═════ Available data

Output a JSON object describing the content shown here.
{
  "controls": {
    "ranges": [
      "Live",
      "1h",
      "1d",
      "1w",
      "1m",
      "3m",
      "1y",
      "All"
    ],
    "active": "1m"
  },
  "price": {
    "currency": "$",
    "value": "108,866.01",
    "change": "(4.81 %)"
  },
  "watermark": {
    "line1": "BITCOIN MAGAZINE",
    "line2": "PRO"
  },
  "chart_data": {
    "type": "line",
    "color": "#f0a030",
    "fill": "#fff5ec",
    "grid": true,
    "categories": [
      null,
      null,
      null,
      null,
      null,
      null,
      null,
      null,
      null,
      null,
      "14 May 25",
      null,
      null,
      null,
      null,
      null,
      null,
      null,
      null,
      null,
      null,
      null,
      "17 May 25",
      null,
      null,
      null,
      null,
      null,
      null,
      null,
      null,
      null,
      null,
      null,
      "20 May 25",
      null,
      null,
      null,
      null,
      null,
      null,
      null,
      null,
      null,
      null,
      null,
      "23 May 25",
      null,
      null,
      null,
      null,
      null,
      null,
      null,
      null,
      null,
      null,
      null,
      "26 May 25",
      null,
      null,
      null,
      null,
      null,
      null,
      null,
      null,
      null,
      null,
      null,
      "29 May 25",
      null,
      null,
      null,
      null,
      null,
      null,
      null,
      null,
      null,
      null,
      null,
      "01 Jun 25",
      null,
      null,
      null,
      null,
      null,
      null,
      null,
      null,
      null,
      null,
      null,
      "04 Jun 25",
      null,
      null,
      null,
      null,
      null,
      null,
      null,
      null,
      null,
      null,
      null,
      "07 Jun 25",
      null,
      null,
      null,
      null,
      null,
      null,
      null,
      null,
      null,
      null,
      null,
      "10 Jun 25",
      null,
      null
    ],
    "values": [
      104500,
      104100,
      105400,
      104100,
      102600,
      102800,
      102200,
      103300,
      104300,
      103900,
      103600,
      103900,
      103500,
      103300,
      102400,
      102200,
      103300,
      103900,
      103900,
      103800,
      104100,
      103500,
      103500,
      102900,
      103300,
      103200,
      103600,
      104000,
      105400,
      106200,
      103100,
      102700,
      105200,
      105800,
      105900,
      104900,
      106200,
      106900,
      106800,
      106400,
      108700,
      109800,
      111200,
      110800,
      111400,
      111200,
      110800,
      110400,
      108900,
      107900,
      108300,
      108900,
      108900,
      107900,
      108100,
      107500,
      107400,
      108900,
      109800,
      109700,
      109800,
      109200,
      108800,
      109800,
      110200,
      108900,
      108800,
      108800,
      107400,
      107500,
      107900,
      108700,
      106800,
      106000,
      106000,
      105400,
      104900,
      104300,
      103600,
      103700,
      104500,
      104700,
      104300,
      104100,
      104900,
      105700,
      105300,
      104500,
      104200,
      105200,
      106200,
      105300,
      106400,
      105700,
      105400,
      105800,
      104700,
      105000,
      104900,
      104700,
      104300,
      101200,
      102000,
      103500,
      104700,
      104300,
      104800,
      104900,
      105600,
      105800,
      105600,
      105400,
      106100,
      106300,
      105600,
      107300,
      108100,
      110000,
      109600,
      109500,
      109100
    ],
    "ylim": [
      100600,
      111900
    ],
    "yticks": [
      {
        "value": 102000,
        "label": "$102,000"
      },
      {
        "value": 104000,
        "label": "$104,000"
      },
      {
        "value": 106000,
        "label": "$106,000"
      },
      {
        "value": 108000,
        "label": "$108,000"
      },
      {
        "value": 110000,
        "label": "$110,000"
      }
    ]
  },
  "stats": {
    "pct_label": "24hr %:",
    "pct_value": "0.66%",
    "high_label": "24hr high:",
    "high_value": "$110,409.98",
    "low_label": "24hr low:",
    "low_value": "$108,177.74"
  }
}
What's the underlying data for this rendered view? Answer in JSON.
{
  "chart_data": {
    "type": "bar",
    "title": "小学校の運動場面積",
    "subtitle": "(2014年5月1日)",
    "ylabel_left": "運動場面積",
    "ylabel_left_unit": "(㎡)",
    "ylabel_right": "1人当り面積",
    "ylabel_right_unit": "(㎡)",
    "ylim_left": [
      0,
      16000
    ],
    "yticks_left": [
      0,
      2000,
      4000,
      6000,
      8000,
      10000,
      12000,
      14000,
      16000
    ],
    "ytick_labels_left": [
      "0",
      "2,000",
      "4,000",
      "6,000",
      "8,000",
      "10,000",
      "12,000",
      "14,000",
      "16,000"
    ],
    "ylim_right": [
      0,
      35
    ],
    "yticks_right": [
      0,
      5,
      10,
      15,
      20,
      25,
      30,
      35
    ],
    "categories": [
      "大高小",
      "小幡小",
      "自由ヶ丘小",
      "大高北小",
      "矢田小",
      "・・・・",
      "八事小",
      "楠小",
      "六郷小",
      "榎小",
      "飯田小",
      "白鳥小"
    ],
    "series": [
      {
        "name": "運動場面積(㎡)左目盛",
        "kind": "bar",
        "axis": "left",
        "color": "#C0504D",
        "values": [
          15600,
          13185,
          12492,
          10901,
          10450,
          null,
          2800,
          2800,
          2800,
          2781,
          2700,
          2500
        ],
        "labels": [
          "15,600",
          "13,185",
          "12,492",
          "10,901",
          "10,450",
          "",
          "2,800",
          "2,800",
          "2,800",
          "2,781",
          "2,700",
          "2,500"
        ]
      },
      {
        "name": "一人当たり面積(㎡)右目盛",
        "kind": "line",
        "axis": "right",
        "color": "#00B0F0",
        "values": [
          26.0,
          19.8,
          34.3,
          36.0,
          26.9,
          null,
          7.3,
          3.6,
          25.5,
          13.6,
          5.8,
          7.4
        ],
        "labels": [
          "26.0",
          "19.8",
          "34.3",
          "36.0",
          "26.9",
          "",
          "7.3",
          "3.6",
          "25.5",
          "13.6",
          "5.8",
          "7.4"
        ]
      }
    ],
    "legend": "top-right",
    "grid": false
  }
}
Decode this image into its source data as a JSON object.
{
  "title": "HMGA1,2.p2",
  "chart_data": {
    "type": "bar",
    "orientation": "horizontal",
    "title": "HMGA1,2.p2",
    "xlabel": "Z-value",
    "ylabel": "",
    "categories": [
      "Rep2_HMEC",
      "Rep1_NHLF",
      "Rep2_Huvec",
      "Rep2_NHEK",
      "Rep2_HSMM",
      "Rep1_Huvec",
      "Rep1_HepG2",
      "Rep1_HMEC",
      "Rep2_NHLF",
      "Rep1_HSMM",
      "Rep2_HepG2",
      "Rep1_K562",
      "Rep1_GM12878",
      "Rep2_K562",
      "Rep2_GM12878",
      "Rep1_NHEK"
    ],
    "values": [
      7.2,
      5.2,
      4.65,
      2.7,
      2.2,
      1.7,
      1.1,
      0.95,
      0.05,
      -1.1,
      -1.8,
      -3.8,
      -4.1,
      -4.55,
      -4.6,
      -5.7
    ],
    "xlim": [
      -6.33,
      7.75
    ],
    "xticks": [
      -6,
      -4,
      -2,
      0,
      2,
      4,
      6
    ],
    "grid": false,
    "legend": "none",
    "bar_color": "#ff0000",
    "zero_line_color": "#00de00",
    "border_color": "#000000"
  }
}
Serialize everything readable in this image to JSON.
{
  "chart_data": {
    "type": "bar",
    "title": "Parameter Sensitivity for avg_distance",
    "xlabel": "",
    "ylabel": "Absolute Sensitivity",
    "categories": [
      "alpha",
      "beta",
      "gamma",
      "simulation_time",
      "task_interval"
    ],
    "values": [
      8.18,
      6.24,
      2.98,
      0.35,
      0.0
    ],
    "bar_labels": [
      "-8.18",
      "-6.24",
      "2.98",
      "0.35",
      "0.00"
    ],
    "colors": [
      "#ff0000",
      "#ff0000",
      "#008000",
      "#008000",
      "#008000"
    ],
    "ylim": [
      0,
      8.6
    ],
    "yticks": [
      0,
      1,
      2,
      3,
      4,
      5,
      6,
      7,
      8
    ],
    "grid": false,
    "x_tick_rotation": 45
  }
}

══════════

→ **The problem**:
Where a line holds "object", copy it out.

→ **Answer for this exercise**:
Output a JSON object describing the content shown here.
Decode this image into its source data as a JSON object.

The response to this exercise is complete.